## STATED TASK
Extract from the listing each line in which the word "ffffff" appears.

── ROWS

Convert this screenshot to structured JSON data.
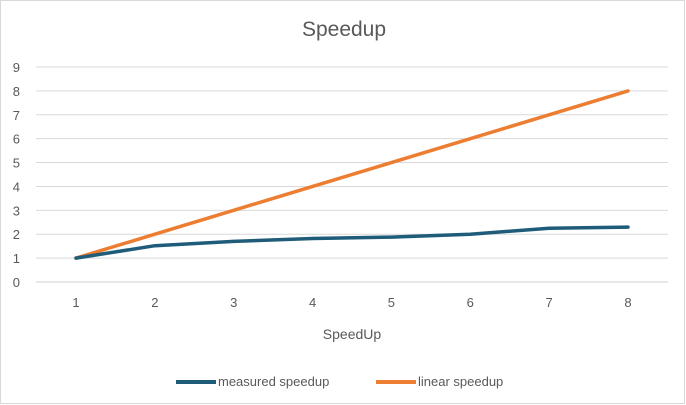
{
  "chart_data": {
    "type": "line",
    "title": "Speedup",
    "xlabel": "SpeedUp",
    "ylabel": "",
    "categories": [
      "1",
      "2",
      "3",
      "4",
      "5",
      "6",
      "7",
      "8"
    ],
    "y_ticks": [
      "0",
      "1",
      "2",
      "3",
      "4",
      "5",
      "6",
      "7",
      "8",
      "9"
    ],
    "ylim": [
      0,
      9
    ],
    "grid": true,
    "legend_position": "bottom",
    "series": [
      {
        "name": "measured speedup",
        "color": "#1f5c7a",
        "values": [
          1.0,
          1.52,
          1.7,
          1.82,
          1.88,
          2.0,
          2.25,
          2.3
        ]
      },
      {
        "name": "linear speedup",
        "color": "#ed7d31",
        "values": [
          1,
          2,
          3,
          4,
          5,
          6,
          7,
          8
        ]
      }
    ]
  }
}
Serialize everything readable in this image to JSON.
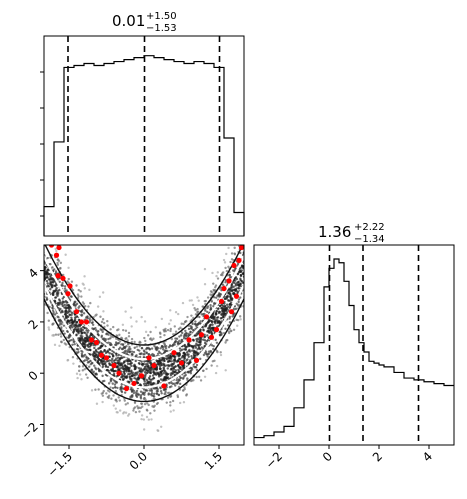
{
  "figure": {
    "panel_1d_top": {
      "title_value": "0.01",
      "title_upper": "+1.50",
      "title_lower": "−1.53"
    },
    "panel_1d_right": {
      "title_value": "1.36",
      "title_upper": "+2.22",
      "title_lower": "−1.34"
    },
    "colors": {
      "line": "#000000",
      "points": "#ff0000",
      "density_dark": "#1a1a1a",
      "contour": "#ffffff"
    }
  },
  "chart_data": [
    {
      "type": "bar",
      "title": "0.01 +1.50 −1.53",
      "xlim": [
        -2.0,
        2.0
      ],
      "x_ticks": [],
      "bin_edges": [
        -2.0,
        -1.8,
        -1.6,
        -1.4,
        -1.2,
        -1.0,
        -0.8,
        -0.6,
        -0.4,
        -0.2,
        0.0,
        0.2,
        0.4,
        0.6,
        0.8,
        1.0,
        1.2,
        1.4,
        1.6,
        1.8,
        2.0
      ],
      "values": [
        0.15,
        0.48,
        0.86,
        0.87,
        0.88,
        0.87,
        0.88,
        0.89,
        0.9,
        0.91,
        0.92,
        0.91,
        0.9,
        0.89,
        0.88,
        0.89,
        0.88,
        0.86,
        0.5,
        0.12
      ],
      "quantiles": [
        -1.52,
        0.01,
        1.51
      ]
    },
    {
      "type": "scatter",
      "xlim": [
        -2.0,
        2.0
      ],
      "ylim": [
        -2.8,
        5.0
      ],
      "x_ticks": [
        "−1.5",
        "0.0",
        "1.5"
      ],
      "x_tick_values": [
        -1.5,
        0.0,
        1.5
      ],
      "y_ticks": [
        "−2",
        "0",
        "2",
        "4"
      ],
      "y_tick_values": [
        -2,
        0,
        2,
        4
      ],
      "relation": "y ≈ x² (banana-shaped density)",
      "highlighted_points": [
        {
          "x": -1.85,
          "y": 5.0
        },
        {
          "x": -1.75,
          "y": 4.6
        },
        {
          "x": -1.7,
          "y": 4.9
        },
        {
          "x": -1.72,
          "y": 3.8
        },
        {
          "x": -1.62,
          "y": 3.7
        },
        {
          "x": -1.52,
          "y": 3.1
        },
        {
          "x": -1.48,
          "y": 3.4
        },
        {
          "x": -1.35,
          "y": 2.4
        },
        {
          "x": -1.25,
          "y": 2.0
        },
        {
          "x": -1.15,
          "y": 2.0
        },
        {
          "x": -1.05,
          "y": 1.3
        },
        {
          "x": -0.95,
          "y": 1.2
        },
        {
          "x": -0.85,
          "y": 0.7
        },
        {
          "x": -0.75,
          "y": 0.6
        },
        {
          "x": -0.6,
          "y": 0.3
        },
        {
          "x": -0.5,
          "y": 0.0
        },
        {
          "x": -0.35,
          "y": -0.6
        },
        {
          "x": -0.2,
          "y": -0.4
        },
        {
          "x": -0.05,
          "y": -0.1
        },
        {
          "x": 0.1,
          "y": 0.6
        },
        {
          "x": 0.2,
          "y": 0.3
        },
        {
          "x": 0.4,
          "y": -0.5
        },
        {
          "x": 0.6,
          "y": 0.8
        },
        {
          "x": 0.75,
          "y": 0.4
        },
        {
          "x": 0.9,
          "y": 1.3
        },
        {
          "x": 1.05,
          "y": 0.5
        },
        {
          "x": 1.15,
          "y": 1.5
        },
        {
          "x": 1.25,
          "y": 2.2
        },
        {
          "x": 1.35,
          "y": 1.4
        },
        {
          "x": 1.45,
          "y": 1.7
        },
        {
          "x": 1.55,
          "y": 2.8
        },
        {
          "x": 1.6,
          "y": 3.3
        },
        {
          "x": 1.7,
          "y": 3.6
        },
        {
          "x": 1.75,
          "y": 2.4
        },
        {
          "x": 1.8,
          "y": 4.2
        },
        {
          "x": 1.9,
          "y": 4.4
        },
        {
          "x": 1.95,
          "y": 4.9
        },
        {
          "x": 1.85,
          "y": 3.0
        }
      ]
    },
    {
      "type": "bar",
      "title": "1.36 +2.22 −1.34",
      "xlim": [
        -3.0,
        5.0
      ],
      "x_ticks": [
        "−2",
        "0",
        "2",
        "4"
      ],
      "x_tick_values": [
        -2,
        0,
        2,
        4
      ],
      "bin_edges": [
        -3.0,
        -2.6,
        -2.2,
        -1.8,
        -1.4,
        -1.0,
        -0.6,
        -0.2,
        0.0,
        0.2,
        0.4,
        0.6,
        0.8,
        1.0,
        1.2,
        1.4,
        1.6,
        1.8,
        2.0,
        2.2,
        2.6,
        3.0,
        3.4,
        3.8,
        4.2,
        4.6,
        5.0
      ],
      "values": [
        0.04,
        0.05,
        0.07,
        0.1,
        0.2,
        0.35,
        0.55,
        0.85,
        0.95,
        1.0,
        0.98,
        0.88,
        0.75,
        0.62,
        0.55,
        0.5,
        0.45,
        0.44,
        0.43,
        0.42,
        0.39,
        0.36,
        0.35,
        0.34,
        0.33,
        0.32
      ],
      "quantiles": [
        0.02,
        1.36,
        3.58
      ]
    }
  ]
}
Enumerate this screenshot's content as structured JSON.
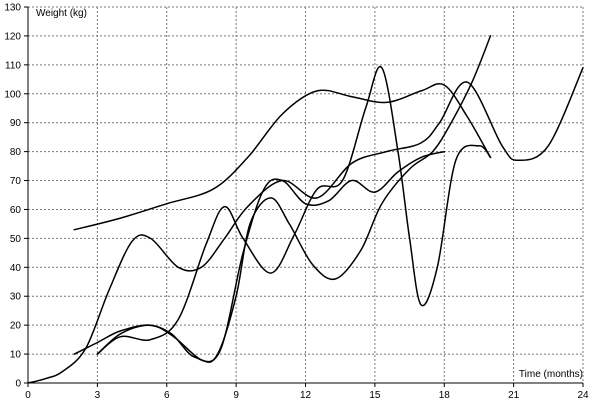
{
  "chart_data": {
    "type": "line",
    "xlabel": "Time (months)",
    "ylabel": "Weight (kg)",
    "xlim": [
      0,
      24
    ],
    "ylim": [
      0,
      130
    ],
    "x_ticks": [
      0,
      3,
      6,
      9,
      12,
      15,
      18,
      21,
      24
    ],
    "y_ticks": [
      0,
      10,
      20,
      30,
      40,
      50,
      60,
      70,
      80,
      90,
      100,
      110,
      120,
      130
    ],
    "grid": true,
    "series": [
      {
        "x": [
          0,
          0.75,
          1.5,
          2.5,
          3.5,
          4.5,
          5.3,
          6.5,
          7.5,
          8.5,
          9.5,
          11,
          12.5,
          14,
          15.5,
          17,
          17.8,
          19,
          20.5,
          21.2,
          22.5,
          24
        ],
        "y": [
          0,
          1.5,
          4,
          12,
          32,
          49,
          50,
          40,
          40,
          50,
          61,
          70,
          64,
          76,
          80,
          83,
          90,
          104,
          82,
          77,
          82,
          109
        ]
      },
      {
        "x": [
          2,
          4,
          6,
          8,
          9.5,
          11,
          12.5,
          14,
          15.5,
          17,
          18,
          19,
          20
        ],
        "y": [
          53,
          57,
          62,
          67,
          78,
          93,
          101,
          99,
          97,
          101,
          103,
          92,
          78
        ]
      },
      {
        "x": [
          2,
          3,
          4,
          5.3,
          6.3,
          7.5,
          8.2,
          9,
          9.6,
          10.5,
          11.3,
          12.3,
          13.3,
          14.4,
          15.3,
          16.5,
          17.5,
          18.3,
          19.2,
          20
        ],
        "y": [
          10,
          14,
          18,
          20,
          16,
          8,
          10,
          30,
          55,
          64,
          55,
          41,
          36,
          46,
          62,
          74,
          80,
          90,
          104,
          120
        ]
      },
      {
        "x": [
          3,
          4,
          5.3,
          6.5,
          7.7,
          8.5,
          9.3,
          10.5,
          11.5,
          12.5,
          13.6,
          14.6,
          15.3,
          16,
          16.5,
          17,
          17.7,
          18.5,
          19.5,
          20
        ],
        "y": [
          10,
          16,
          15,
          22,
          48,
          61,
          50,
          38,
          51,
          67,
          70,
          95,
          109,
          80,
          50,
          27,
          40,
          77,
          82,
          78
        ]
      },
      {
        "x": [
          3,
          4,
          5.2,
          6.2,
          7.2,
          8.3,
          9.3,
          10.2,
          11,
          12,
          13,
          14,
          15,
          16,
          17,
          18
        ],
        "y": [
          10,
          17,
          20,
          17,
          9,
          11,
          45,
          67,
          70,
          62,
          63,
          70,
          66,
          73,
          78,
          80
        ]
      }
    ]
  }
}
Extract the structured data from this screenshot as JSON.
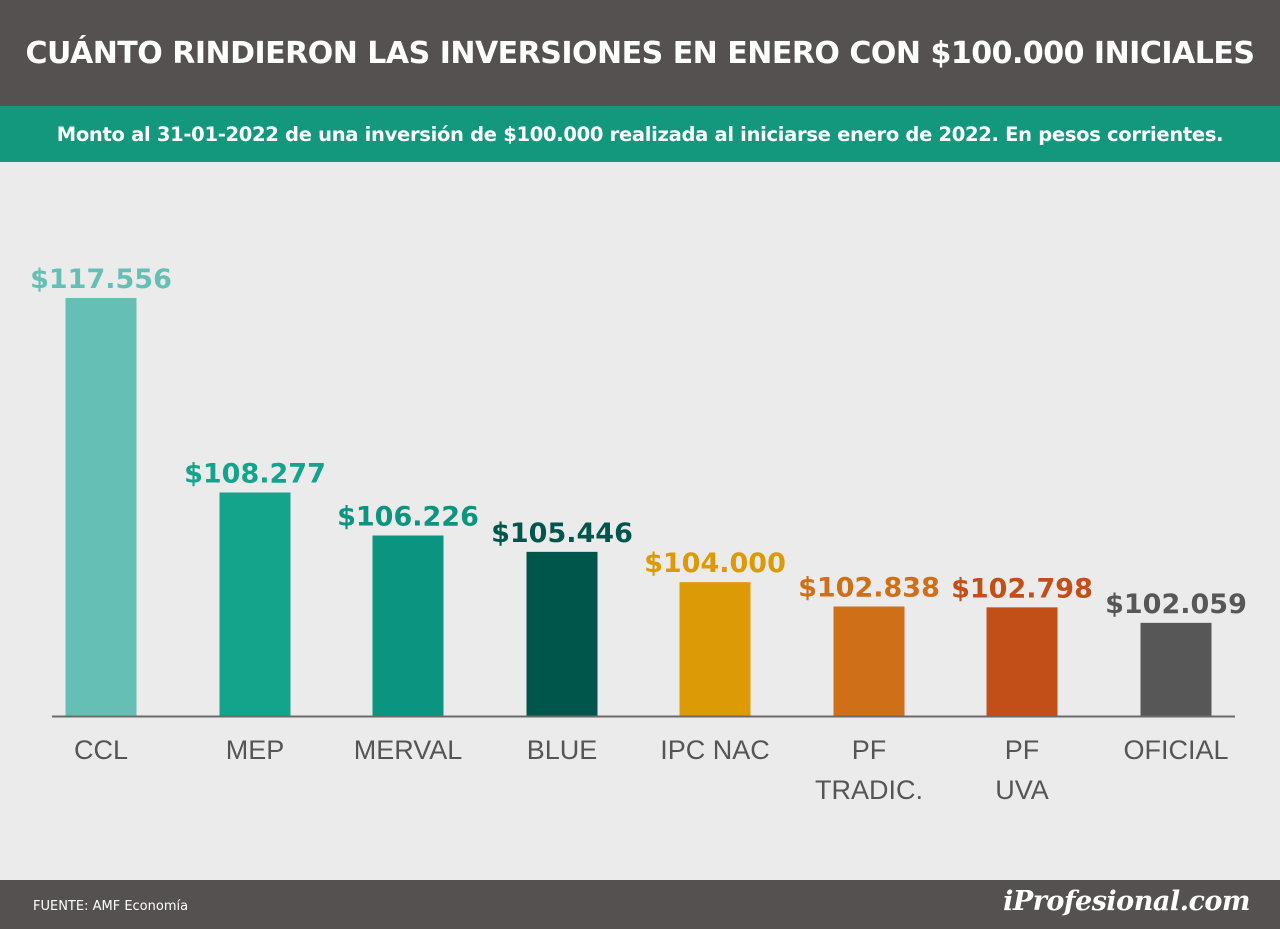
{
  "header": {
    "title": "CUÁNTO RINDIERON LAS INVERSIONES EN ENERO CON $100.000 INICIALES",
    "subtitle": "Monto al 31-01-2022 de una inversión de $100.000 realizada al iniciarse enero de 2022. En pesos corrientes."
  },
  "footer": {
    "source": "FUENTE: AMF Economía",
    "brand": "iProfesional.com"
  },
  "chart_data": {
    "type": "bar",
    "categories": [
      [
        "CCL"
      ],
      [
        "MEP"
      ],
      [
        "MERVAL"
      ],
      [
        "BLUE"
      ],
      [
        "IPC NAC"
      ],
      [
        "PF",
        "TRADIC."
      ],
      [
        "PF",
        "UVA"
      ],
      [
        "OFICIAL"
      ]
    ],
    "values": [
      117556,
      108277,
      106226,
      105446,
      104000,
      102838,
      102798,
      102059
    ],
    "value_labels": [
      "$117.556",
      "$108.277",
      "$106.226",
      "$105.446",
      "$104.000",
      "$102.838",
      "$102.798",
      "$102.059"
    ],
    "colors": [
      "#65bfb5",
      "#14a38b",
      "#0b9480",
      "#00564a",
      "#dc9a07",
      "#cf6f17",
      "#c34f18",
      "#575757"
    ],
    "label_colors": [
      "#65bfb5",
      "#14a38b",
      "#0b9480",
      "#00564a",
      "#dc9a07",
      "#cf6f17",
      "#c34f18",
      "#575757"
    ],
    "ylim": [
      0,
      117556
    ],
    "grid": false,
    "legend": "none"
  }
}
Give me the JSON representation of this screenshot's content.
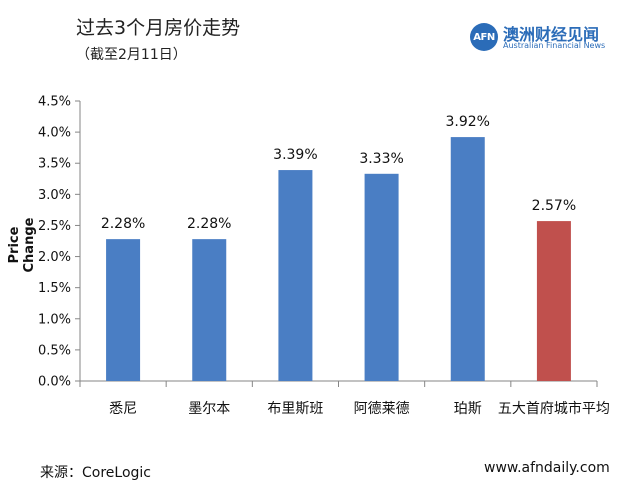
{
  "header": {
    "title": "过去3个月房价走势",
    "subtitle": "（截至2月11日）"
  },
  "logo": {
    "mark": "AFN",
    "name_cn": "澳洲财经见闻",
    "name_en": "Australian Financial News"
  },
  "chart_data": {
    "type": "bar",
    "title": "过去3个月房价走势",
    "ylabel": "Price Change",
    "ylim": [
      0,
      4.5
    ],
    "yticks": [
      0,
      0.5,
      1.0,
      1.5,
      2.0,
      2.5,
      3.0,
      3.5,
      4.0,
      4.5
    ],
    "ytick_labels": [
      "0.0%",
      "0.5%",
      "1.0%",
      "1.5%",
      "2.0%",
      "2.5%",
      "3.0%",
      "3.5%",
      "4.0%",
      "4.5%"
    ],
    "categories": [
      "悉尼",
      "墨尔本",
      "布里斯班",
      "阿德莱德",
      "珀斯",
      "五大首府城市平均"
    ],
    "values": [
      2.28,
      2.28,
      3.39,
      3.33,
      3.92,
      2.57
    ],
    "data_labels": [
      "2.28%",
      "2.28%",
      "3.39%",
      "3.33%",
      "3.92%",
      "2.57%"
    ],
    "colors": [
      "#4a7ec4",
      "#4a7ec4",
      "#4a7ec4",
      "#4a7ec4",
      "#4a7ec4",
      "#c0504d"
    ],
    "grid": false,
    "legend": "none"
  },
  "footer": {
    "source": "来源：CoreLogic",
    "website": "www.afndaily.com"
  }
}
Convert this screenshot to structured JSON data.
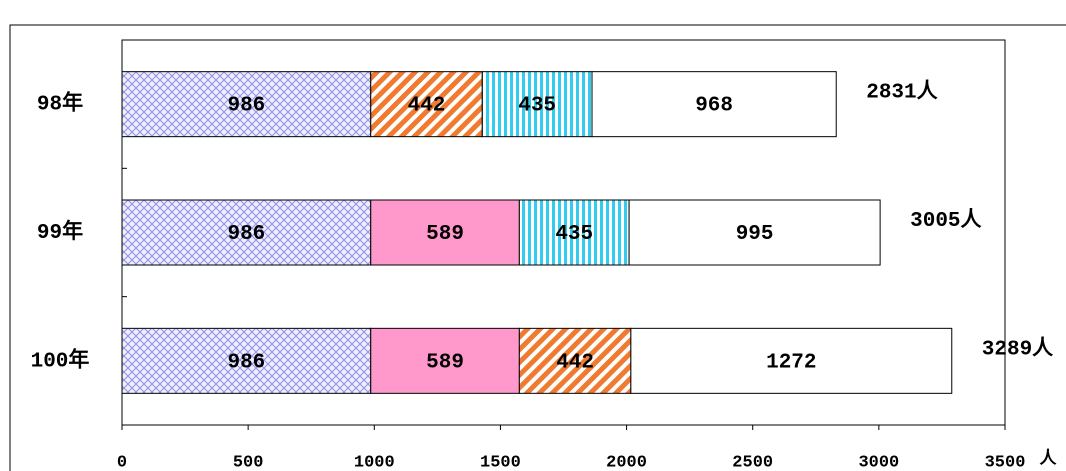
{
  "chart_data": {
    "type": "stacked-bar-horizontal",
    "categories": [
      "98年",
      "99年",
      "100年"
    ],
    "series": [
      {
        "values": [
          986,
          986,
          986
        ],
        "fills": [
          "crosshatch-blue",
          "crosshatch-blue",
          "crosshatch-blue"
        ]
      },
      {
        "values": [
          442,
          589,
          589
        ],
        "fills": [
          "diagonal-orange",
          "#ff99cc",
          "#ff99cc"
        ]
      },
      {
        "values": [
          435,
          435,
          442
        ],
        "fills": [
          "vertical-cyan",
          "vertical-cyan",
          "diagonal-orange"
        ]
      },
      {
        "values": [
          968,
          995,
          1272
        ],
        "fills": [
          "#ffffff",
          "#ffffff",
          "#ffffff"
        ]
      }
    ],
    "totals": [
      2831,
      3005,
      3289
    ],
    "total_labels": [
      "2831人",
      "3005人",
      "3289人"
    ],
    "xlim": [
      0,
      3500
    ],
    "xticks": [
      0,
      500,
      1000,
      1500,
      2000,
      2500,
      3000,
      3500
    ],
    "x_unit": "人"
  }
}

────

## OUTPUT OF THE TASK
      "contour": "#ffffff"
          "#ffffff",
          "#ffffff",
          "#ffffff"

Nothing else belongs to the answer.